> What to work on:
Copy out each line that has "this" in it.
### Stored rows ###
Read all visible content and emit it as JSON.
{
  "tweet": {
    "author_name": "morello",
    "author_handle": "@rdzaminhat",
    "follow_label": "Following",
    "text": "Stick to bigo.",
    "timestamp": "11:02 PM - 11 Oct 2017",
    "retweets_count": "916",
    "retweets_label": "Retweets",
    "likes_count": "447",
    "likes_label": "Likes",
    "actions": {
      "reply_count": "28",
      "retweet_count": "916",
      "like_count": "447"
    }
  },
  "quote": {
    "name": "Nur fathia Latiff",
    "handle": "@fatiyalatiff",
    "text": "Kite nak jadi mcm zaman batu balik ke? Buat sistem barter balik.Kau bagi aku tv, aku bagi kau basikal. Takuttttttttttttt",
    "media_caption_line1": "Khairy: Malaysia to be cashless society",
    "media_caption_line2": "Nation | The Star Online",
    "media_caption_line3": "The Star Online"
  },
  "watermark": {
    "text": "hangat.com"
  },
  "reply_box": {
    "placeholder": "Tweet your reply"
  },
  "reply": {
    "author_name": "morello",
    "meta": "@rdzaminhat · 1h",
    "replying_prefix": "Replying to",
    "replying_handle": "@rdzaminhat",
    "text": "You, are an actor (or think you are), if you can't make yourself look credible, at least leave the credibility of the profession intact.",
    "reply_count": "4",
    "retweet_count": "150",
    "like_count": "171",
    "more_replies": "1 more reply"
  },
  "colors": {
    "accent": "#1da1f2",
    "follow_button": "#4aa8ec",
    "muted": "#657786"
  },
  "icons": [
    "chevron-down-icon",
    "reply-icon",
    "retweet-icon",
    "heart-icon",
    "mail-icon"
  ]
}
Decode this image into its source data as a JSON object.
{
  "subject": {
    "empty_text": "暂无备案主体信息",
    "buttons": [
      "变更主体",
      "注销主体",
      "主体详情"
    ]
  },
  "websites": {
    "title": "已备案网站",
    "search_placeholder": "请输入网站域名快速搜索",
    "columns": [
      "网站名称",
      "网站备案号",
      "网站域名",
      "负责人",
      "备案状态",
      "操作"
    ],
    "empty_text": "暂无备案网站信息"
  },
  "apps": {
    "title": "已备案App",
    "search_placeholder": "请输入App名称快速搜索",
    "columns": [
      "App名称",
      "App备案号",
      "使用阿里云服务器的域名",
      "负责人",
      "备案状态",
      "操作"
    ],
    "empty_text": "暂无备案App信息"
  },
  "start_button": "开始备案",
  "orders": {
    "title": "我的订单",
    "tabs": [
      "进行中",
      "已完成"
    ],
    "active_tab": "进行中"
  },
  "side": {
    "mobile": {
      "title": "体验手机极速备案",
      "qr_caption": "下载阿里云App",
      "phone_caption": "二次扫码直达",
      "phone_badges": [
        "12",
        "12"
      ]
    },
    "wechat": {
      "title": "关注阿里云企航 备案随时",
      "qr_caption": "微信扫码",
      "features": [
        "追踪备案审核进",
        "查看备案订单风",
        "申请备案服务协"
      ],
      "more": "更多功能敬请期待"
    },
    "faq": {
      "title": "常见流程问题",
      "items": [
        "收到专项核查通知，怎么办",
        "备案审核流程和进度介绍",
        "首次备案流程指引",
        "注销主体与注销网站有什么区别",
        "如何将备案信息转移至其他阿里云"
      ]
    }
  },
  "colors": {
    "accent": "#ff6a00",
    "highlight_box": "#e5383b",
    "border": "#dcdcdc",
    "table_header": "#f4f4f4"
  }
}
###
### Stored rows ###
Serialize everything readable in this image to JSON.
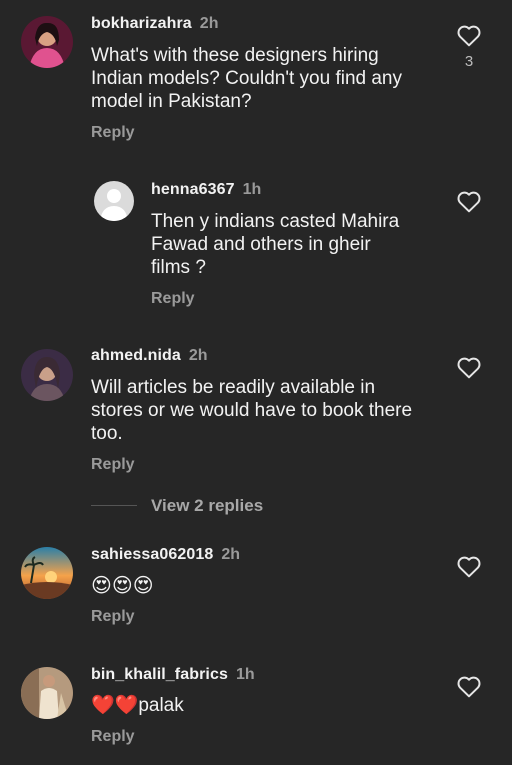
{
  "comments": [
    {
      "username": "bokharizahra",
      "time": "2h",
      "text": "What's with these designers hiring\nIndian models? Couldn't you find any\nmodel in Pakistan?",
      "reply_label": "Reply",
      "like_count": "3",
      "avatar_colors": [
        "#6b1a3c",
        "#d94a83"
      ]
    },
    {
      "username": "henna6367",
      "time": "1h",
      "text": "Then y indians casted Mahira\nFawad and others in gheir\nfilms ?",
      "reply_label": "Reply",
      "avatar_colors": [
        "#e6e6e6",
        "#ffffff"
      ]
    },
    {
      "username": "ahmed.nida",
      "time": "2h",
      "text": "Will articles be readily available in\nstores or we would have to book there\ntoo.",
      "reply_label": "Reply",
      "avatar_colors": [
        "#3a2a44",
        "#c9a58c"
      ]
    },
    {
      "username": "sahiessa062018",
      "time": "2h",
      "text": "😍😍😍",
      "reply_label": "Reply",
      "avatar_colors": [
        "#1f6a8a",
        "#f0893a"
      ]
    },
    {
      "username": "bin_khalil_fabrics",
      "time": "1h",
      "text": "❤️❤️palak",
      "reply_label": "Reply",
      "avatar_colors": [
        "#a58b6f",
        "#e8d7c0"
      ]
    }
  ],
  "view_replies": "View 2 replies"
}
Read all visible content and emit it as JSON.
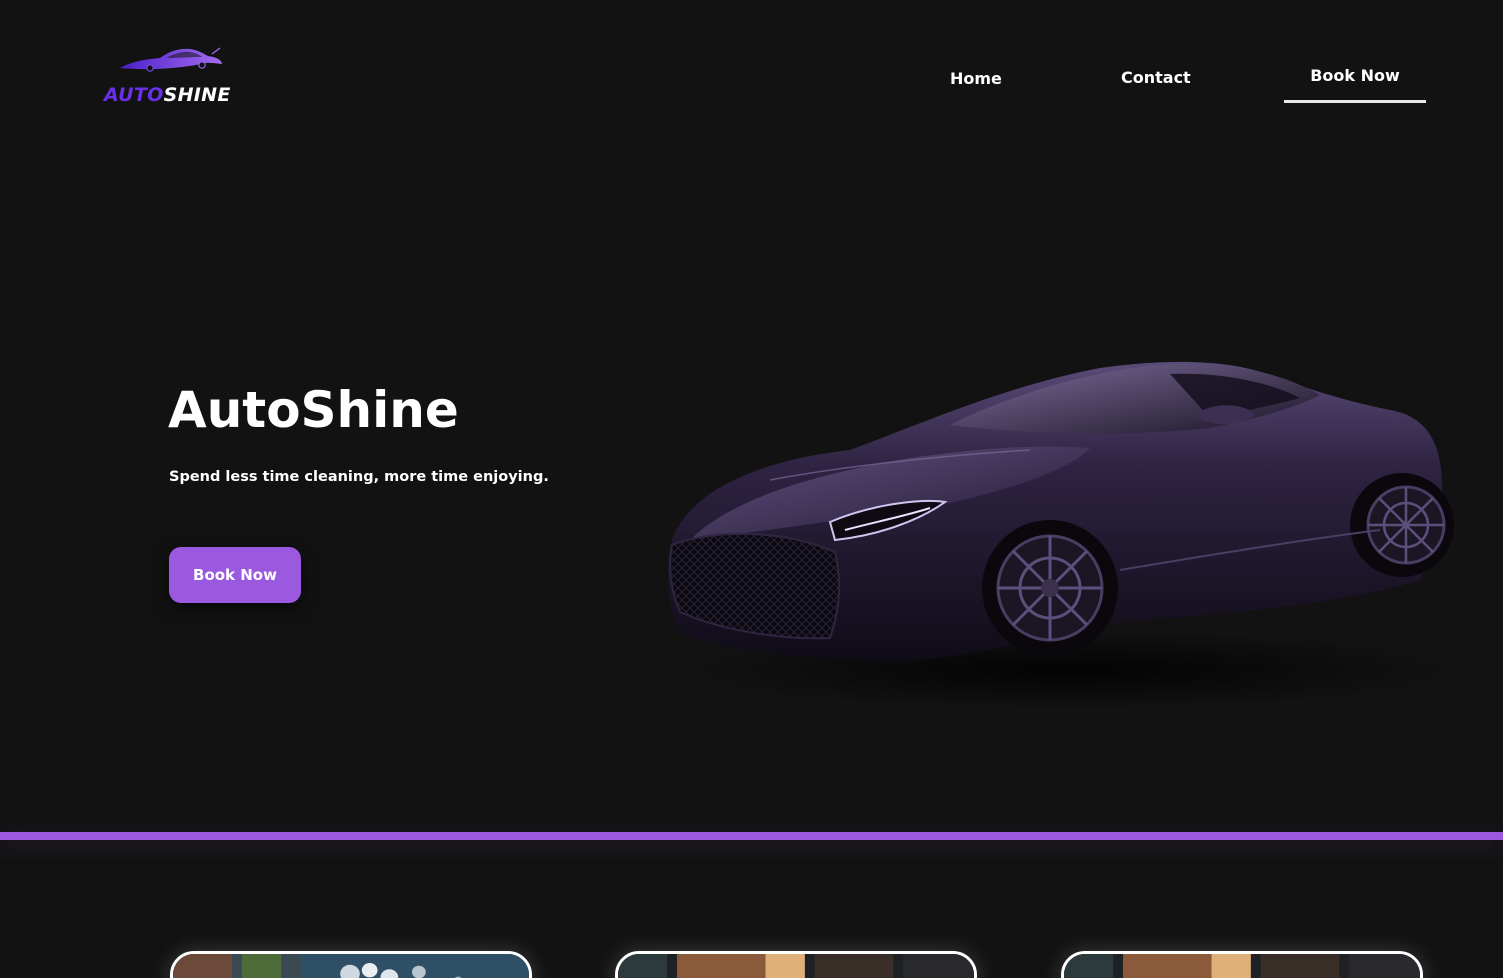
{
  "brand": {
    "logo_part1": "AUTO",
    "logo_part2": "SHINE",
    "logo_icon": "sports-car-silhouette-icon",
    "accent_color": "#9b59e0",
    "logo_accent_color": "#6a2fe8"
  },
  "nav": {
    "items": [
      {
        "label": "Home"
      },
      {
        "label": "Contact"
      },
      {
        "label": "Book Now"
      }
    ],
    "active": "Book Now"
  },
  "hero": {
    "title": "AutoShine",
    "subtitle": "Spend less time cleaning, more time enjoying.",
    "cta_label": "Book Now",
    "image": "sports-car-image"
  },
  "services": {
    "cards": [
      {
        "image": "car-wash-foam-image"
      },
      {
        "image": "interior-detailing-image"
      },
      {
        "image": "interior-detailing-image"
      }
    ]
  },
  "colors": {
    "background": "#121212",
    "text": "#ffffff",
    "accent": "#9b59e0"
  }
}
###
> The response:
Decode this image into its source data as a JSON object.
Serialize everything readable in this image to JSON.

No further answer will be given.